Category Archives: Albums

Saxon – Destiny (Review)

Saxon - Destiny (1988) Even the logo was wrong!
Saxon – Destiny (1988) Even the logo was wrong!

Rock the Nations was an encouraging but not entirely convincing return to the classic Saxon sound. With EMI breathing down their necks, Saxon made a last-ditch bid for stardom with 1988`s Destiny. But it wasn’t meant to be.

Destiny was the first (and only) Saxon studio album to feature the new rhythm section of bassist Paul Johnson and drummer Nigel Durham. Saxon were at a low ebb in their confidence and creativity, papering over the cracks with all sorts of formulaic 80s pop rock moves and an over-egged pudding of a production. Uninspiring songs like I Can’t Wait Anymore, We Are Strong and Song For Emma rely on stock pop rock moves and limp anthemry. And more promising numbers like Calm Before the Storm and S.O.S. struggle under layers of keyboards and backing vocals.

Look at the nick of these guys.
Look at the nick of these guys.

▸ **Exercise tasks**:
- a) Based on the Saxon review, say whether each statement agrees with it, answering yes or no and quoting the words that decide it: (i) Destiny came out in 1988; (ii) Paul Johnson was the drummer on Destiny; (iii) Rock the Nations was a fully convincing return to the classic Saxon sound.
- b) According to the Saxon review, which two songs struggle under layers of keyboards and backing vocals?
The material below comes from a separate source.

▸ **Supplied entries**:

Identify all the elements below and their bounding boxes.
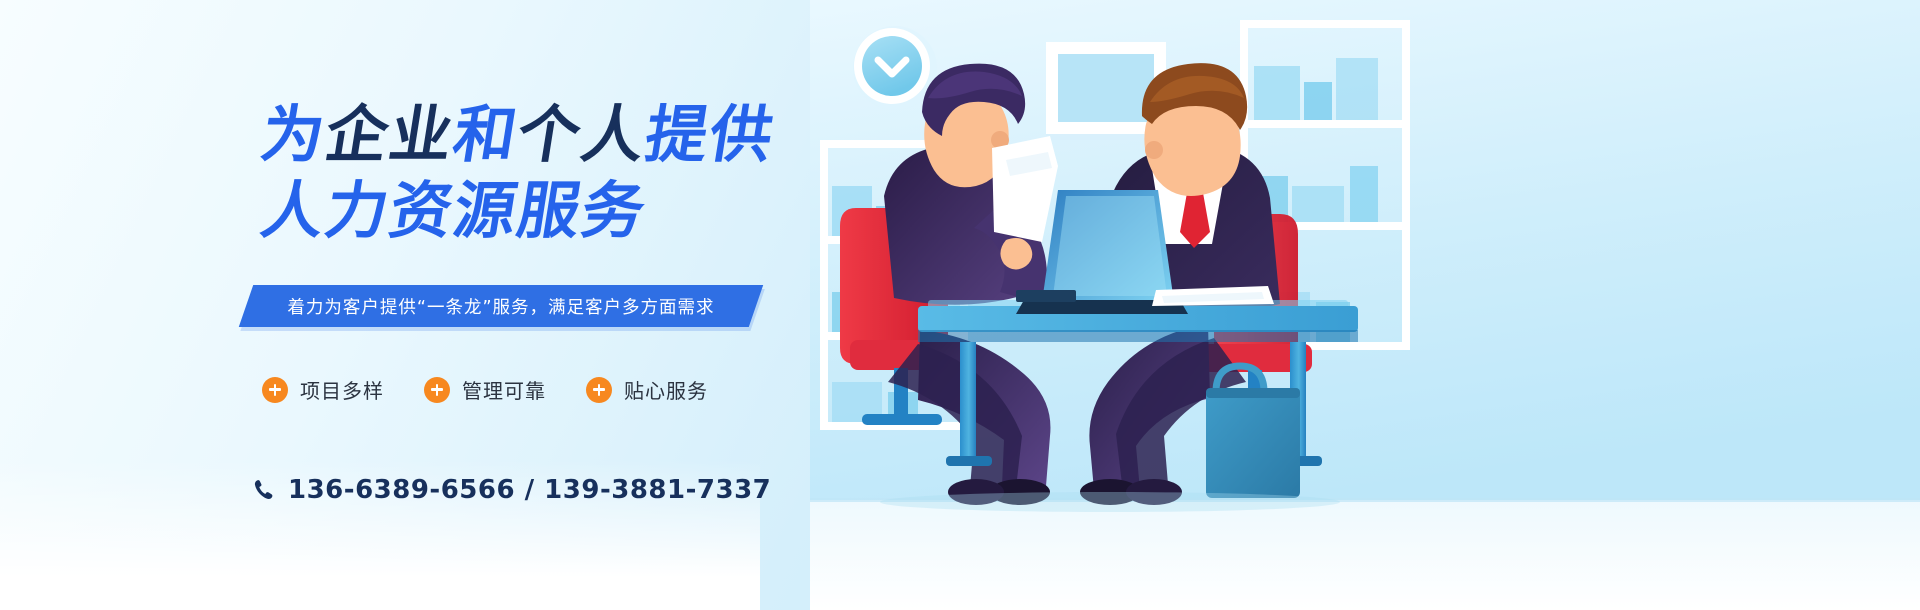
headline-char: 资	[384, 174, 460, 248]
contact-phone[interactable]: 136-6389-6566 / 139-3881-7337	[254, 475, 771, 505]
feature-item-1[interactable]: 项目多样	[262, 375, 384, 404]
headline-char: 供	[704, 98, 780, 172]
headline-char: 务	[576, 174, 652, 248]
phone-icon	[254, 479, 274, 501]
subtitle-bar: 着力为客户提供“一条龙”服务，满足客户多方面需求	[239, 285, 763, 327]
plus-icon	[586, 377, 612, 403]
plus-icon	[262, 377, 288, 403]
headline-char: 为	[256, 98, 332, 172]
feature-label: 管理可靠	[462, 375, 546, 404]
headline-char: 和	[448, 98, 524, 172]
headline-char: 服	[512, 174, 588, 248]
plus-icon	[424, 377, 450, 403]
headline-char: 力	[320, 174, 396, 248]
headline-char: 人	[256, 174, 332, 248]
feature-label: 贴心服务	[624, 375, 708, 404]
headline-char: 个	[512, 98, 588, 172]
headline-line-2: 人力资源服务	[256, 174, 780, 248]
banner-text-content: 为企业和个人提供 人力资源服务 着力为客户提供“一条龙”服务，满足客户多方面需求…	[0, 0, 860, 610]
phone-numbers: 136-6389-6566 / 139-3881-7337	[288, 475, 771, 505]
floor	[810, 500, 1920, 610]
page-title: 为企业和个人提供 人力资源服务	[262, 98, 774, 248]
headline-char: 企	[320, 98, 396, 172]
subtitle-text: 着力为客户提供“一条龙”服务，满足客户多方面需求	[246, 285, 756, 327]
hero-banner: 为企业和个人提供 人力资源服务 着力为客户提供“一条龙”服务，满足客户多方面需求…	[0, 0, 1920, 610]
business-interview-illustration	[810, 0, 1920, 610]
feature-label: 项目多样	[300, 375, 384, 404]
headline-char: 人	[576, 98, 652, 172]
headline-char: 提	[640, 98, 716, 172]
feature-item-3[interactable]: 贴心服务	[586, 375, 708, 404]
headline-char: 业	[384, 98, 460, 172]
headline-line-1: 为企业和个人提供	[256, 98, 780, 172]
feature-item-2[interactable]: 管理可靠	[424, 375, 546, 404]
feature-list: 项目多样 管理可靠 贴心服务	[262, 375, 708, 404]
headline-char: 源	[448, 174, 524, 248]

▸ **Answers for the exercise**:
- a)
(i) Yes: "Saxon – Destiny (1988)".
(ii) No: "bassist Paul Johnson and drummer Nigel Durham".
(iii) No: "an encouraging but not entirely convincing return to the classic Saxon sound".

- b) Calm Before the Storm and S.O.S.